■ Material for this exercise:
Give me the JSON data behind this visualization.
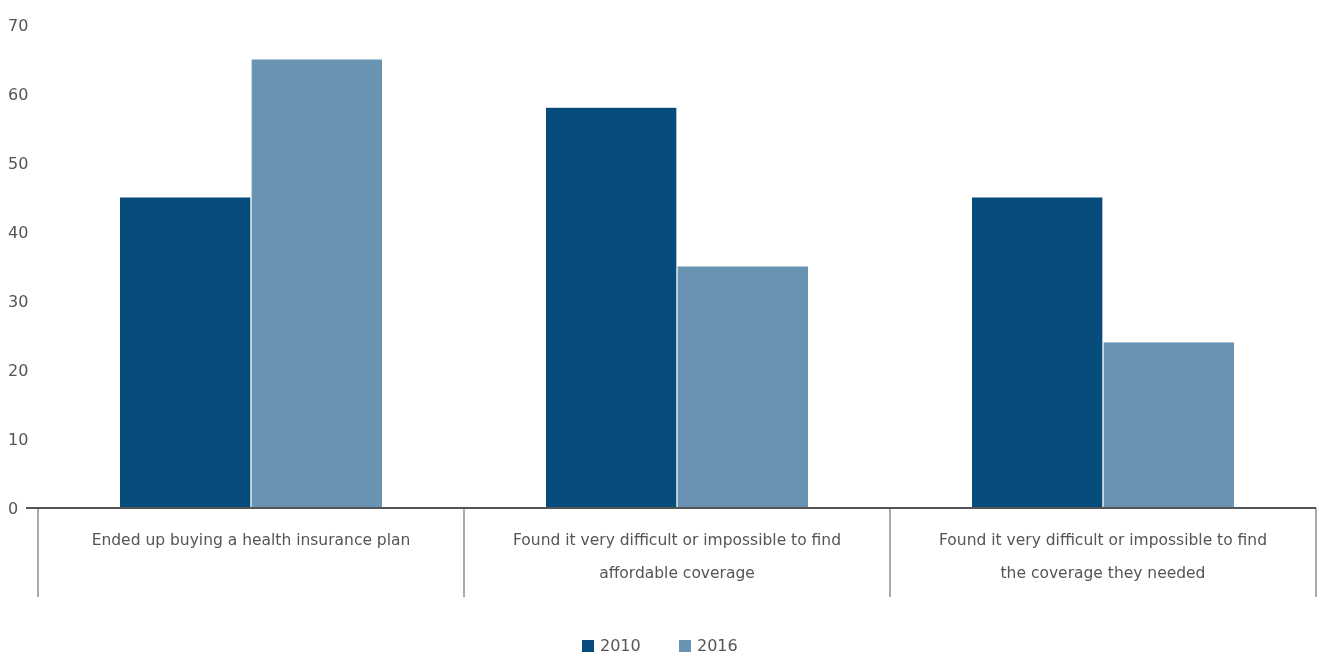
{
  "chart_data": {
    "type": "bar",
    "categories": [
      "Ended up buying a health insurance plan",
      "Found it very difficult or impossible to find affordable coverage",
      "Found it very difficult or impossible to find the coverage they needed"
    ],
    "series": [
      {
        "name": "2010",
        "color": "#054b7c",
        "values": [
          45,
          58,
          45
        ]
      },
      {
        "name": "2016",
        "color": "#6893b3",
        "values": [
          65,
          35,
          24
        ]
      }
    ],
    "ylim": [
      0,
      70
    ],
    "yticks": [
      0,
      10,
      20,
      30,
      40,
      50,
      60,
      70
    ],
    "grid": false,
    "legend": "bottom"
  }
}
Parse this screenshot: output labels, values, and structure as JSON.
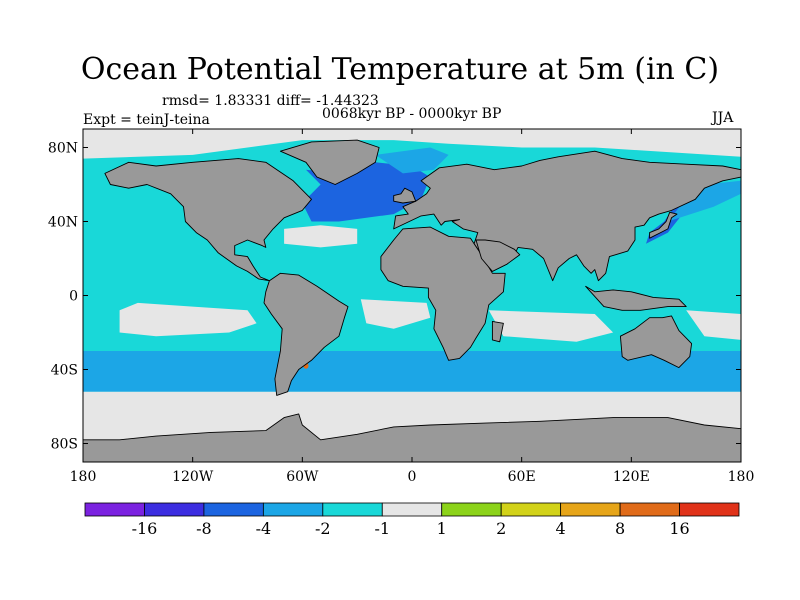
{
  "header": {
    "title": "Ocean Potential Temperature at 5m (in C)",
    "stats": "rmsd= 1.83331 diff= -1.44323",
    "periods": "0068kyr BP - 0000kyr BP",
    "expt": "Expt = teinJ-teina",
    "season": "JJA"
  },
  "chart_data": {
    "type": "heatmap",
    "title": "Ocean Potential Temperature at 5m (in C)",
    "subtitle": "0068kyr BP - 0000kyr BP",
    "variable_unit": "C",
    "x_ticks": [
      {
        "value": -180,
        "label": "180"
      },
      {
        "value": -120,
        "label": "120W"
      },
      {
        "value": -60,
        "label": "60W"
      },
      {
        "value": 0,
        "label": "0"
      },
      {
        "value": 60,
        "label": "60E"
      },
      {
        "value": 120,
        "label": "120E"
      },
      {
        "value": 180,
        "label": "180"
      }
    ],
    "y_ticks": [
      {
        "value": 80,
        "label": "80N"
      },
      {
        "value": 40,
        "label": "40N"
      },
      {
        "value": 0,
        "label": "0"
      },
      {
        "value": -40,
        "label": "40S"
      },
      {
        "value": -80,
        "label": "80S"
      }
    ],
    "xlim": [
      -180,
      180
    ],
    "ylim": [
      -90,
      90
    ],
    "colorbar": {
      "colors": [
        "#7b22e0",
        "#3c2de0",
        "#1c64e0",
        "#1ca6e6",
        "#19d8d8",
        "#e6e6e6",
        "#8cd31a",
        "#d2d219",
        "#e6a519",
        "#e06b19",
        "#e03219"
      ],
      "tick_labels": [
        "-16",
        "-8",
        "-4",
        "-2",
        "-1",
        "1",
        "2",
        "4",
        "8",
        "16"
      ]
    },
    "colors": {
      "land": "#999999",
      "ocean_base": "#19d8d8",
      "near_zero": "#e6e6e6",
      "cool_moderate": "#1ca6e6",
      "cool_strong": "#1c64e0",
      "warm_small": "#8cd31a",
      "warm_moderate": "#d2d219",
      "warm_strong": "#e06b19"
    }
  }
}
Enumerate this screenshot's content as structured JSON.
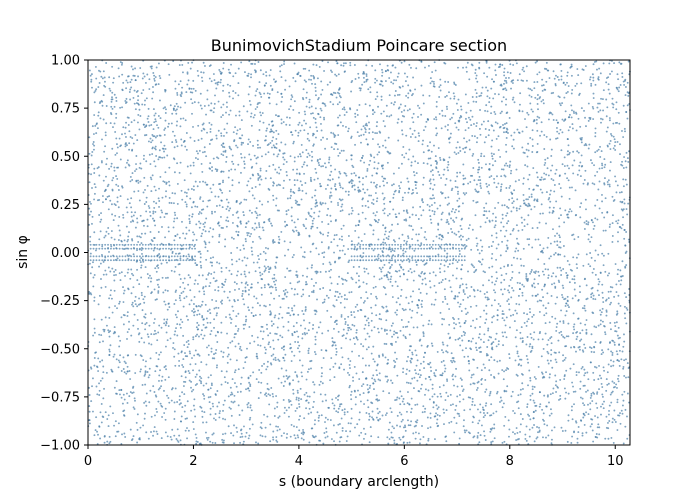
{
  "chart_data": {
    "type": "scatter",
    "title": "BunimovichStadium Poincare section",
    "xlabel": "s (boundary arclength)",
    "ylabel": "sin φ",
    "xlim": [
      0,
      10.28
    ],
    "ylim": [
      -1.0,
      1.0
    ],
    "x_ticks": [
      "0",
      "2",
      "4",
      "6",
      "8",
      "10"
    ],
    "x_tick_values": [
      0,
      2,
      4,
      6,
      8,
      10
    ],
    "y_ticks": [
      "−1.00",
      "−0.75",
      "−0.50",
      "−0.25",
      "0.00",
      "0.25",
      "0.50",
      "0.75",
      "1.00"
    ],
    "y_tick_values": [
      -1.0,
      -0.75,
      -0.5,
      -0.25,
      0.0,
      0.25,
      0.5,
      0.75,
      1.0
    ],
    "grid": false,
    "legend": "none",
    "marker_color": "#4a7fa8",
    "marker_alpha": 0.7,
    "scatter_fill": {
      "description": "densely scattered points covering the full domain",
      "x_range": [
        0,
        10.28
      ],
      "y_range": [
        -1.0,
        1.0
      ],
      "approx_points": 6500
    },
    "series": [
      {
        "values_note": "rows of evenly spaced points near sin phi = ±0.02 and ±0.04",
        "segments": [
          {
            "x_range": [
              0.05,
              2.05
            ],
            "y_levels": [
              0.04,
              0.02,
              -0.02,
              -0.04
            ]
          },
          {
            "x_range": [
              5.0,
              7.15
            ],
            "y_levels": [
              0.04,
              0.02,
              -0.02,
              -0.04
            ]
          }
        ],
        "spacing": 0.055
      }
    ]
  }
}
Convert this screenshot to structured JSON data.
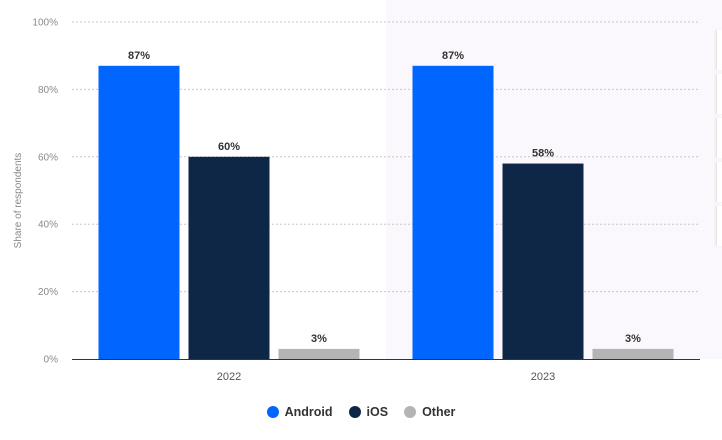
{
  "chart_data": {
    "type": "bar",
    "categories": [
      "2022",
      "2023"
    ],
    "series": [
      {
        "name": "Android",
        "color": "#0066ff",
        "values": [
          87,
          87
        ],
        "labels": [
          "87%",
          "87%"
        ]
      },
      {
        "name": "iOS",
        "color": "#0f2746",
        "values": [
          60,
          58
        ],
        "labels": [
          "60%",
          "58%"
        ]
      },
      {
        "name": "Other",
        "color": "#b4b4b4",
        "values": [
          3,
          3
        ],
        "labels": [
          "3%",
          "3%"
        ]
      }
    ],
    "ylabel": "Share of respondents",
    "ylim": [
      0,
      100
    ],
    "yticks": [
      0,
      20,
      40,
      60,
      80,
      100
    ],
    "ytick_labels": [
      "0%",
      "20%",
      "40%",
      "60%",
      "80%",
      "100%"
    ],
    "grid": true,
    "legend_position": "bottom-center",
    "highlight_background": "#faf8fc"
  }
}
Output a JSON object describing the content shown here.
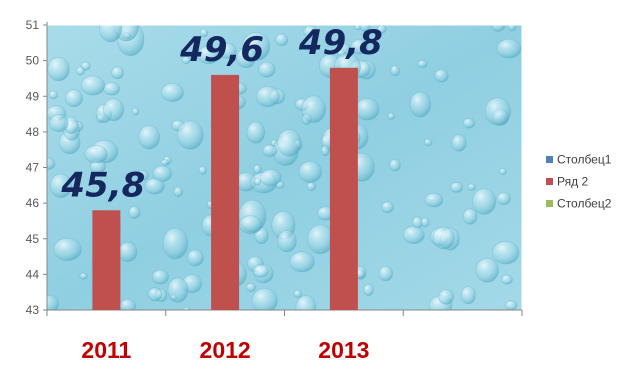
{
  "chart_data": {
    "type": "bar",
    "categories": [
      "2011",
      "2012",
      "2013",
      ""
    ],
    "series": [
      {
        "name": "Столбец1",
        "values": [
          null,
          null,
          null,
          null
        ],
        "color": "#4f81bd"
      },
      {
        "name": "Ряд 2",
        "values": [
          45.8,
          49.6,
          49.8,
          null
        ],
        "color": "#c0504d"
      },
      {
        "name": "Столбец2",
        "values": [
          null,
          null,
          null,
          null
        ],
        "color": "#9bbb59"
      }
    ],
    "data_labels": [
      "45,8",
      "49,6",
      "49,8",
      null
    ],
    "y_ticks": [
      "43",
      "44",
      "45",
      "46",
      "47",
      "48",
      "49",
      "50",
      "51"
    ],
    "ylim": [
      43,
      51
    ],
    "title": "",
    "xlabel": "",
    "ylabel": "",
    "legend_position": "right",
    "grid": false,
    "plot_background": "water-droplets",
    "plot_background_color": "#9fd8e6",
    "category_label_color": "#c00000",
    "data_label_color": "#14275f"
  }
}
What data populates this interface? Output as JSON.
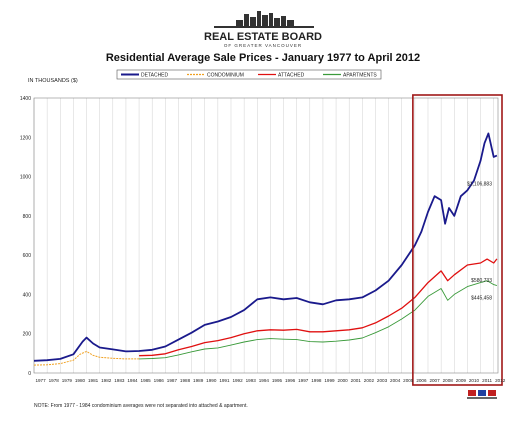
{
  "header": {
    "logo_text": "REAL ESTATE BOARD",
    "logo_subtext": "OF GREATER VANCOUVER",
    "title": "Residential Average Sale Prices  -  January 1977 to April 2012"
  },
  "footer": {
    "note": "NOTE:  From 1977 - 1984 condominium averages were not separated into attached & apartment."
  },
  "colors": {
    "detached": "#1a1a8c",
    "condominium": "#f0a020",
    "attached": "#e01010",
    "apartments": "#3a9a3a",
    "highlight_box": "#a01818",
    "grid": "#d0d0d0"
  },
  "chart_data": {
    "type": "line",
    "ylabel": "IN THOUSANDS ($)",
    "ylim": [
      0,
      1400
    ],
    "yticks": [
      "0",
      "200",
      "400",
      "600",
      "800",
      "1000",
      "1200",
      "1400"
    ],
    "xlim": [
      1977,
      2012.33
    ],
    "xticks": [
      "1977",
      "1978",
      "1979",
      "1980",
      "1981",
      "1982",
      "1983",
      "1984",
      "1985",
      "1986",
      "1987",
      "1988",
      "1989",
      "1990",
      "1991",
      "1992",
      "1993",
      "1994",
      "1995",
      "1996",
      "1997",
      "1998",
      "1999",
      "2000",
      "2001",
      "2002",
      "2003",
      "2004",
      "2005",
      "2006",
      "2007",
      "2008",
      "2009",
      "2010",
      "2011",
      "2012"
    ],
    "grid": "vertical",
    "legend_position": "top",
    "highlight_range": [
      2006.0,
      2012.33
    ],
    "annotations": [
      {
        "text": "$1,106,883",
        "series": "DETACHED",
        "x": 2012.25,
        "y": 1107
      },
      {
        "text": "$580,733",
        "series": "ATTACHED",
        "x": 2012.25,
        "y": 581
      },
      {
        "text": "$445,458",
        "series": "APARTMENTS",
        "x": 2012.25,
        "y": 445
      }
    ],
    "series": [
      {
        "name": "DETACHED",
        "style": "solid",
        "x": [
          1977,
          1978,
          1979,
          1980,
          1980.7,
          1981.0,
          1981.5,
          1982,
          1983,
          1984,
          1985,
          1986,
          1987,
          1988,
          1989,
          1990,
          1991,
          1992,
          1993,
          1994,
          1995,
          1996,
          1997,
          1998,
          1999,
          2000,
          2001,
          2002,
          2003,
          2004,
          2005,
          2006,
          2006.5,
          2007,
          2007.5,
          2008,
          2008.3,
          2008.6,
          2009,
          2009.5,
          2010,
          2010.5,
          2011,
          2011.3,
          2011.6,
          2012,
          2012.25
        ],
        "y": [
          62,
          65,
          72,
          95,
          160,
          180,
          150,
          130,
          120,
          110,
          112,
          118,
          135,
          170,
          205,
          245,
          262,
          285,
          320,
          375,
          385,
          375,
          382,
          360,
          350,
          370,
          375,
          385,
          420,
          470,
          550,
          650,
          720,
          820,
          900,
          880,
          760,
          840,
          800,
          900,
          930,
          980,
          1080,
          1170,
          1220,
          1100,
          1107
        ]
      },
      {
        "name": "CONDOMINIUM",
        "style": "dashed",
        "x": [
          1977,
          1978,
          1979,
          1980,
          1980.5,
          1981.0,
          1981.5,
          1982,
          1983,
          1984,
          1985
        ],
        "y": [
          40,
          42,
          48,
          65,
          95,
          110,
          90,
          80,
          75,
          72,
          72
        ]
      },
      {
        "name": "ATTACHED",
        "style": "solid",
        "x": [
          1985,
          1986,
          1987,
          1988,
          1989,
          1990,
          1991,
          1992,
          1993,
          1994,
          1995,
          1996,
          1997,
          1998,
          1999,
          2000,
          2001,
          2002,
          2003,
          2004,
          2005,
          2006,
          2007,
          2008,
          2008.5,
          2009,
          2010,
          2011,
          2011.5,
          2012,
          2012.25
        ],
        "y": [
          88,
          90,
          98,
          118,
          135,
          155,
          165,
          180,
          200,
          215,
          220,
          218,
          222,
          210,
          210,
          215,
          220,
          230,
          255,
          290,
          330,
          385,
          460,
          520,
          470,
          500,
          550,
          560,
          580,
          560,
          581
        ]
      },
      {
        "name": "APARTMENTS",
        "style": "solid",
        "x": [
          1985,
          1986,
          1987,
          1988,
          1989,
          1990,
          1991,
          1992,
          1993,
          1994,
          1995,
          1996,
          1997,
          1998,
          1999,
          2000,
          2001,
          2002,
          2003,
          2004,
          2005,
          2006,
          2007,
          2008,
          2008.5,
          2009,
          2010,
          2011,
          2011.5,
          2012,
          2012.25
        ],
        "y": [
          72,
          74,
          78,
          92,
          108,
          122,
          128,
          142,
          158,
          170,
          175,
          172,
          170,
          160,
          158,
          162,
          168,
          178,
          205,
          235,
          275,
          320,
          390,
          430,
          370,
          400,
          440,
          460,
          470,
          450,
          445
        ]
      }
    ]
  }
}
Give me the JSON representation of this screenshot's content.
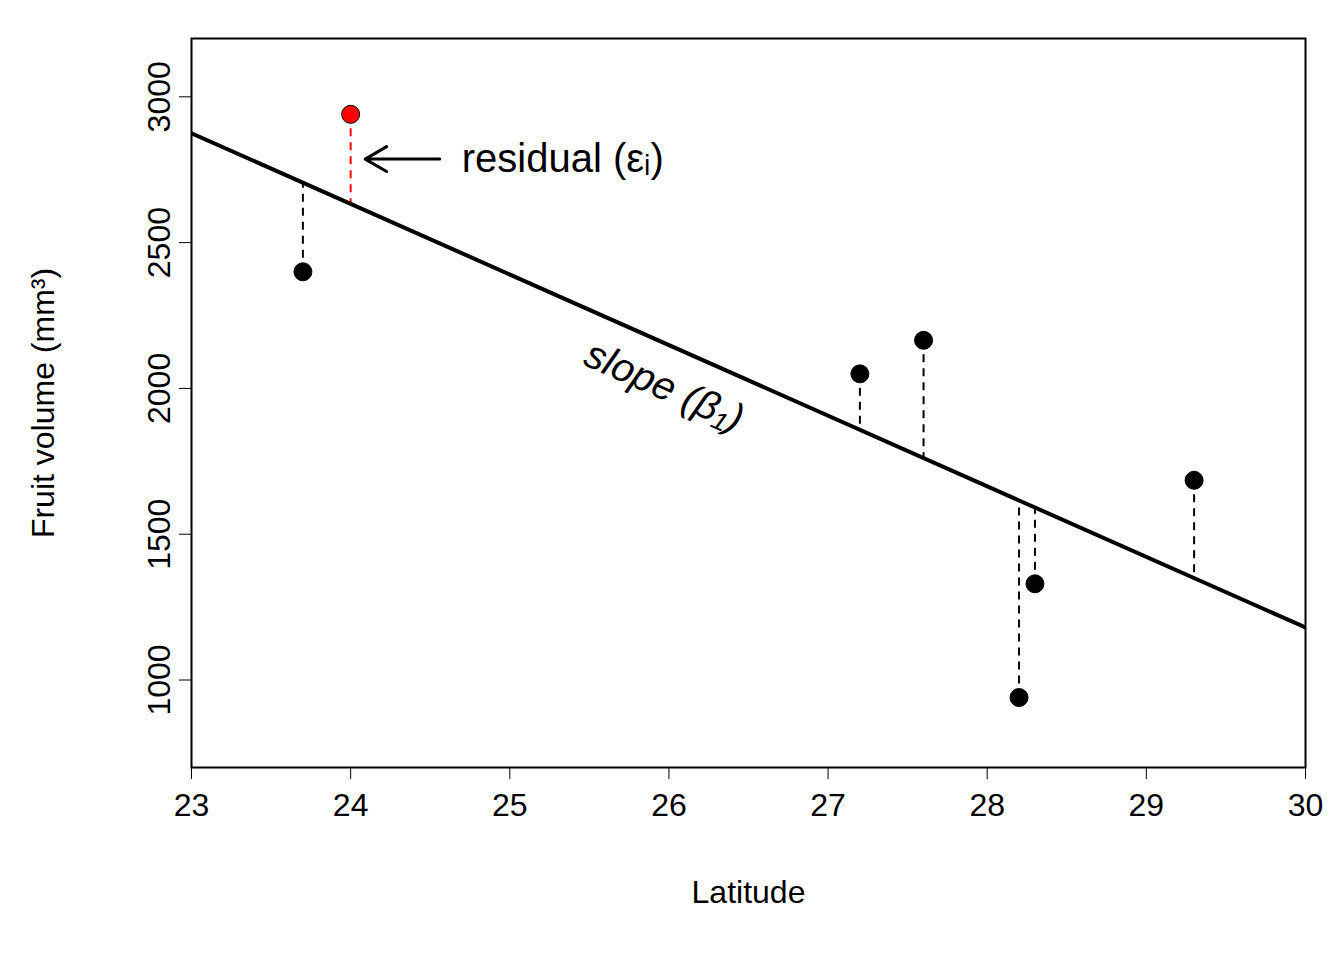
{
  "chart_data": {
    "type": "scatter",
    "x_label": "Latitude",
    "y_label": "Fruit volume (mm³)",
    "x": [
      23.7,
      24.0,
      27.2,
      27.6,
      28.2,
      28.3,
      29.3
    ],
    "values": [
      2400,
      2940,
      2050,
      2165,
      940,
      1330,
      1685
    ],
    "colors": [
      "black",
      "red",
      "black",
      "black",
      "black",
      "black",
      "black"
    ],
    "marker": "circle",
    "fit": {
      "x": [
        23,
        30
      ],
      "values": [
        2875,
        1180
      ],
      "color": "black",
      "line_style": "solid"
    },
    "residuals": {
      "values": [
        2705,
        2633,
        1858,
        1761,
        1616,
        1592,
        1350
      ],
      "line_style": "dashed"
    },
    "annotations": [
      {
        "text": "residual (εᵢ)"
      },
      {
        "text": "slope (β₁)"
      }
    ],
    "xlim": [
      23,
      30
    ],
    "ylim": [
      700,
      3200
    ],
    "xticks": [
      23,
      24,
      25,
      26,
      27,
      28,
      29,
      30
    ],
    "yticks": [
      1000,
      1500,
      2000,
      2500,
      3000
    ],
    "grid": false
  }
}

■ What is asked: Copy every line of the listing that contains the word "grid".

■ Solution for this problem:
    "grid": false,
    "grid": false,
    "grid": true,
    "grid": false,
    "grid": "#d0d0d0"
    "grid": "vertical",
    "grid": false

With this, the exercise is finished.